### Records shown
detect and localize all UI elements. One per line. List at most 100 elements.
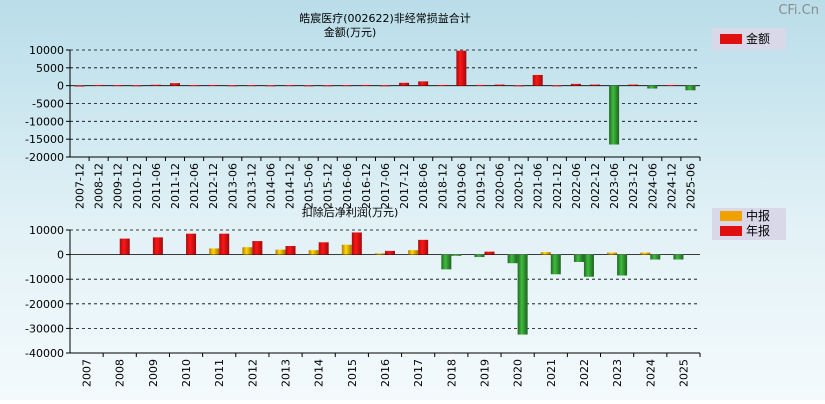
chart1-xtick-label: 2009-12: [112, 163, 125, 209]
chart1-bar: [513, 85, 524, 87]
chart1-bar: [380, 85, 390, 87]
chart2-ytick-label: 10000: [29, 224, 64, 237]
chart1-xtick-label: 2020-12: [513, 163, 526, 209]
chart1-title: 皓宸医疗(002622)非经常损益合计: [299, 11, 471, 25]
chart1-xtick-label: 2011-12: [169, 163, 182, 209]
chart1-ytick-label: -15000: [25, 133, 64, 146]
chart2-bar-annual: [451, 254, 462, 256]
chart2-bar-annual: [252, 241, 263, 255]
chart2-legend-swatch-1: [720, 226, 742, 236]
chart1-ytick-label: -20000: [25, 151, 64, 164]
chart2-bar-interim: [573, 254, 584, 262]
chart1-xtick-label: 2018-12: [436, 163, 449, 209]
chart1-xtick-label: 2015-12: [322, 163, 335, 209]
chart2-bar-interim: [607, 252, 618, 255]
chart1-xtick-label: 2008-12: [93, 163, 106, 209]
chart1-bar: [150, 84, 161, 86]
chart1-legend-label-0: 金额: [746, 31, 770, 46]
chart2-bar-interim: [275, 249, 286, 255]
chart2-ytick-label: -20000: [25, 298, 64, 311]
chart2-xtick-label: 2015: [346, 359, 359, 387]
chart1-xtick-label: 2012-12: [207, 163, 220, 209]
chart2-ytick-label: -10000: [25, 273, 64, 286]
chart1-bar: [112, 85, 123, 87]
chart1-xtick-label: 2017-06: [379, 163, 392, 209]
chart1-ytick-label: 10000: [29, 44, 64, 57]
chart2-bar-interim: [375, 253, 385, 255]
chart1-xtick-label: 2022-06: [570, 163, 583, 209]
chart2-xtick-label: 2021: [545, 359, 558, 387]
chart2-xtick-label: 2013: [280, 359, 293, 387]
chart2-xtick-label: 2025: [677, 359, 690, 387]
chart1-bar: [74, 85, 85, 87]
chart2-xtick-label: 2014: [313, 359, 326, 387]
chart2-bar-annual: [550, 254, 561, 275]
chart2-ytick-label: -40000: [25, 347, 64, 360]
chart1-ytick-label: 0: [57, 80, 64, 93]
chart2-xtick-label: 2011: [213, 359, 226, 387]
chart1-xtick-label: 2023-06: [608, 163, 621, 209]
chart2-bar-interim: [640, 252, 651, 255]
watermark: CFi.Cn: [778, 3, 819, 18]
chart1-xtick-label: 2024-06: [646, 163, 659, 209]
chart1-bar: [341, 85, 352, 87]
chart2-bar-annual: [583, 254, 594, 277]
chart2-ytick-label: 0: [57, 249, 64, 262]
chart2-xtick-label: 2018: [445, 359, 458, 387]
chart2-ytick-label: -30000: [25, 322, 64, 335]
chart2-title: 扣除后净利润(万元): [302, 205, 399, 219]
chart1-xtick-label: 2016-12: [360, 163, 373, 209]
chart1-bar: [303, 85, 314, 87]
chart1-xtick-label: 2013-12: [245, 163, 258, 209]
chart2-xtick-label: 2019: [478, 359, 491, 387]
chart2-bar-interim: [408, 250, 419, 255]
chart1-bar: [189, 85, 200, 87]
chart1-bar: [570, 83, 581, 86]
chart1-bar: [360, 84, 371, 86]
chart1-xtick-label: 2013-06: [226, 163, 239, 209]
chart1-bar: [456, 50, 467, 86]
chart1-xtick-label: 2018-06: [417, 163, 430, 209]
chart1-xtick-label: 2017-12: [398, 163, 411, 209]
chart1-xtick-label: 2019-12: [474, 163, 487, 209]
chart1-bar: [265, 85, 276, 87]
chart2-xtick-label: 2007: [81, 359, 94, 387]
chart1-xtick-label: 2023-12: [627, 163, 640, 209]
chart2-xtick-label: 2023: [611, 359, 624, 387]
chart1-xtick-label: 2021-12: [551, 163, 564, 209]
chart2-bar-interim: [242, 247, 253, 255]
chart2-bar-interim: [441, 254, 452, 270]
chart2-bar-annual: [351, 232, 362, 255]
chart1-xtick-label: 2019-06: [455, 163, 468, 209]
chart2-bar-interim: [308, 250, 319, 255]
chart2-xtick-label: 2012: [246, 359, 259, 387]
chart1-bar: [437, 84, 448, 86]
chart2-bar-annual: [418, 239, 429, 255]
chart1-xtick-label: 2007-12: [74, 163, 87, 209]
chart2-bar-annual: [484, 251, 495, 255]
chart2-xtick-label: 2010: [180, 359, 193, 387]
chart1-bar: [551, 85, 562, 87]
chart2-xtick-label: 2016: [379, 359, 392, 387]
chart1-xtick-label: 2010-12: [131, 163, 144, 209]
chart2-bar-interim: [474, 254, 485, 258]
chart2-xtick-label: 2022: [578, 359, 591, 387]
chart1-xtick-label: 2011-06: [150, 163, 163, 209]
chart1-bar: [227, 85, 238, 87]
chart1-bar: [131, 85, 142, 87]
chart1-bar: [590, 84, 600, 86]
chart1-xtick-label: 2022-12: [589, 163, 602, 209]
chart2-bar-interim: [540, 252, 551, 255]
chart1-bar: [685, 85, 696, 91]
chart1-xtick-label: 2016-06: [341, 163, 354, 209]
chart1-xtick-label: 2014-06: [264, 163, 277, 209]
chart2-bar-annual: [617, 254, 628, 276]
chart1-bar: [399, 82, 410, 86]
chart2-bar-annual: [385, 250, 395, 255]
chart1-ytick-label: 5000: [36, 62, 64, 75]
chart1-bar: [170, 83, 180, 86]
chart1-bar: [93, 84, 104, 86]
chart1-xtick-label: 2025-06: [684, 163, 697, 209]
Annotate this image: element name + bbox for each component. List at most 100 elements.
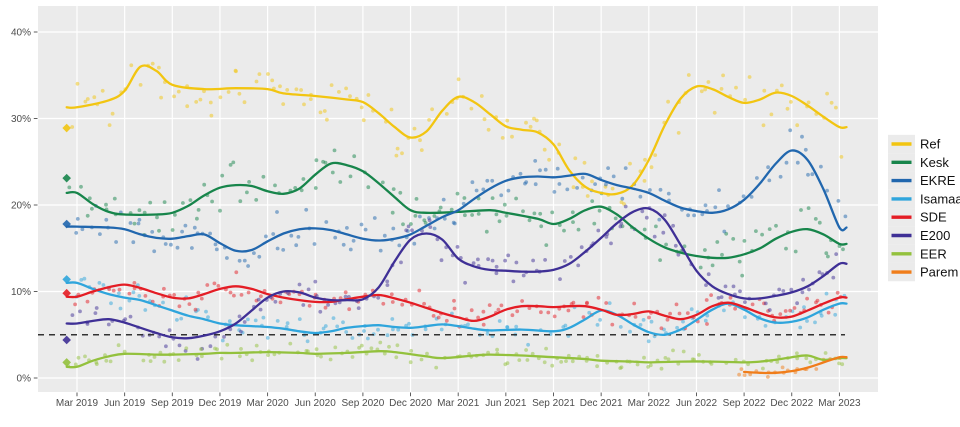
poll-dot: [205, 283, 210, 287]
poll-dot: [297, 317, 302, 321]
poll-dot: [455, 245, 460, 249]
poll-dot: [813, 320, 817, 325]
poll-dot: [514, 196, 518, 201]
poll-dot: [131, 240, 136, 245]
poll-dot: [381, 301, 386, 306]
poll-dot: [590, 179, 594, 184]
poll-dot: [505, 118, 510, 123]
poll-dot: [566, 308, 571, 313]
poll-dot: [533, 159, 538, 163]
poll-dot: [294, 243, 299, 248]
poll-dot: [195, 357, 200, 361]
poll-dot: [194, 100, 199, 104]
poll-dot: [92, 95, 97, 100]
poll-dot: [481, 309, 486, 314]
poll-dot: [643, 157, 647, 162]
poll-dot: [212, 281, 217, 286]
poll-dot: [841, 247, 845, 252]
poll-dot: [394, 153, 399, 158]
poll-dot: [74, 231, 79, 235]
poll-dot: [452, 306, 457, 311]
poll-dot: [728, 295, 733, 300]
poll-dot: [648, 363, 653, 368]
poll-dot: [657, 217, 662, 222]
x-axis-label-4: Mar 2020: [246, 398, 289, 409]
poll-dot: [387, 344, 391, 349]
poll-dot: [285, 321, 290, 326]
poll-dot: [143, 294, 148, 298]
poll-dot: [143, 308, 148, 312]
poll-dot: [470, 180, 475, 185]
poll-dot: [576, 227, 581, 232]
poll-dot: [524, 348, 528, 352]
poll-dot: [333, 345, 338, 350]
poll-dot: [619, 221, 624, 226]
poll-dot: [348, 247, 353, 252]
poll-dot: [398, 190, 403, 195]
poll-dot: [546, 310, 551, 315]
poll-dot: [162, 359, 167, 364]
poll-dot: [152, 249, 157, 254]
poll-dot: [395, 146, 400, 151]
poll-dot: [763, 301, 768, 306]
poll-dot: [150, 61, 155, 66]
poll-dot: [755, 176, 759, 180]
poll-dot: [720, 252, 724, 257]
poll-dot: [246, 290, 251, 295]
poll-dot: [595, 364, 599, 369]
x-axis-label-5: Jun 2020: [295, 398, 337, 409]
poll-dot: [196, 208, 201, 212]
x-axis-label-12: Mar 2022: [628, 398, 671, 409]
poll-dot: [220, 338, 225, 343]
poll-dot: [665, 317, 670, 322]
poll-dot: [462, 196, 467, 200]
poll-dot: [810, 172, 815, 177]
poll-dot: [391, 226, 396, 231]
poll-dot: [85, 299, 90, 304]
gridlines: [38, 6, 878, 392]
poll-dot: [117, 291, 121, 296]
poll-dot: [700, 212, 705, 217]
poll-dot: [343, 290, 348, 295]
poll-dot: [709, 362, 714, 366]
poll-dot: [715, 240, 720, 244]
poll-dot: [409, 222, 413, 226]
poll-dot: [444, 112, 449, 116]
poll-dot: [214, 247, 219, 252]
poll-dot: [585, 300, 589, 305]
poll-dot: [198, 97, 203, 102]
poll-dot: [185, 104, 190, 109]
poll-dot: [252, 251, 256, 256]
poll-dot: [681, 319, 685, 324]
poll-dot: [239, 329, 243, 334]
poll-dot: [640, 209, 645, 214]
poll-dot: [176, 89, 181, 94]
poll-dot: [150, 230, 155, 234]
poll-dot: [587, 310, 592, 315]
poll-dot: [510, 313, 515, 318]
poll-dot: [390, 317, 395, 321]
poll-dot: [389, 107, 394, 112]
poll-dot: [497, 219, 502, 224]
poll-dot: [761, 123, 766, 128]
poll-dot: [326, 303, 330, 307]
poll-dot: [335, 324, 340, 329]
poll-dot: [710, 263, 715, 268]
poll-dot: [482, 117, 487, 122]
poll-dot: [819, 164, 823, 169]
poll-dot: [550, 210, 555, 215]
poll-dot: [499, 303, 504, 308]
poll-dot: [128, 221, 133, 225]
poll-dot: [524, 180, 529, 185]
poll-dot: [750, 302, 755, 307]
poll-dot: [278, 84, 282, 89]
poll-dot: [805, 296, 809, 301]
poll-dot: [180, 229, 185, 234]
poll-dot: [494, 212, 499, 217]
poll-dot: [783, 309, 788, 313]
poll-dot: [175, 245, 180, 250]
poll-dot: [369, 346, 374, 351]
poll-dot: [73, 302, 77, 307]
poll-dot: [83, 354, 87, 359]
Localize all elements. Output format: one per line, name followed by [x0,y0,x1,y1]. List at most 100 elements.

### What you are asked to do
Lay out the listing lines as a JSON list of strings, one string per line with blank lines omitted, beginning at the line that contains "chart1-xtick-label: 2009-12: [112, 163, 125, 209]" and ending after the line that contains "chart1-xtick-label: 2020-12: [513, 163, 526, 209]".

### Task result
[
  "chart1-xtick-label: 2009-12: [112, 163, 125, 209]",
  "chart1-bar: [513, 85, 524, 87]",
  "chart1-bar: [380, 85, 390, 87]",
  "chart2-ytick-label: 10000: [29, 224, 64, 237]",
  "chart1-xtick-label: 2020-12: [513, 163, 526, 209]"
]